### INFORMATION PROVIDED
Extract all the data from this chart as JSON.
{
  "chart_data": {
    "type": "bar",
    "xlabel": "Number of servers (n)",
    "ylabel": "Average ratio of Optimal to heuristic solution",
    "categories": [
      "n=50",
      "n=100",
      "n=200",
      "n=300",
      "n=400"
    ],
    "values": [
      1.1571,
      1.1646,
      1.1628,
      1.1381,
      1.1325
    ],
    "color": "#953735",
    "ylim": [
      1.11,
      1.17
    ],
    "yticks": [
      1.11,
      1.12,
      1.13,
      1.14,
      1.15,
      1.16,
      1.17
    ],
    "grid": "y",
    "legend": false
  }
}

### THE TASK
Make an exact copy of every entry.

### RESPONSE
Extract all the data from this chart as JSON.
{
  "chart_data": {
    "type": "bar",
    "xlabel": "Number of servers (n)",
    "ylabel": "Average ratio of Optimal to heuristic solution",
    "categories": [
      "n=50",
      "n=100",
      "n=200",
      "n=300",
      "n=400"
    ],
    "values": [
      1.1571,
      1.1646,
      1.1628,
      1.1381,
      1.1325
    ],
    "color": "#953735",
    "ylim": [
      1.11,
      1.17
    ],
    "yticks": [
      1.11,
      1.12,
      1.13,
      1.14,
      1.15,
      1.16,
      1.17
    ],
    "grid": "y",
    "legend": false
  }
}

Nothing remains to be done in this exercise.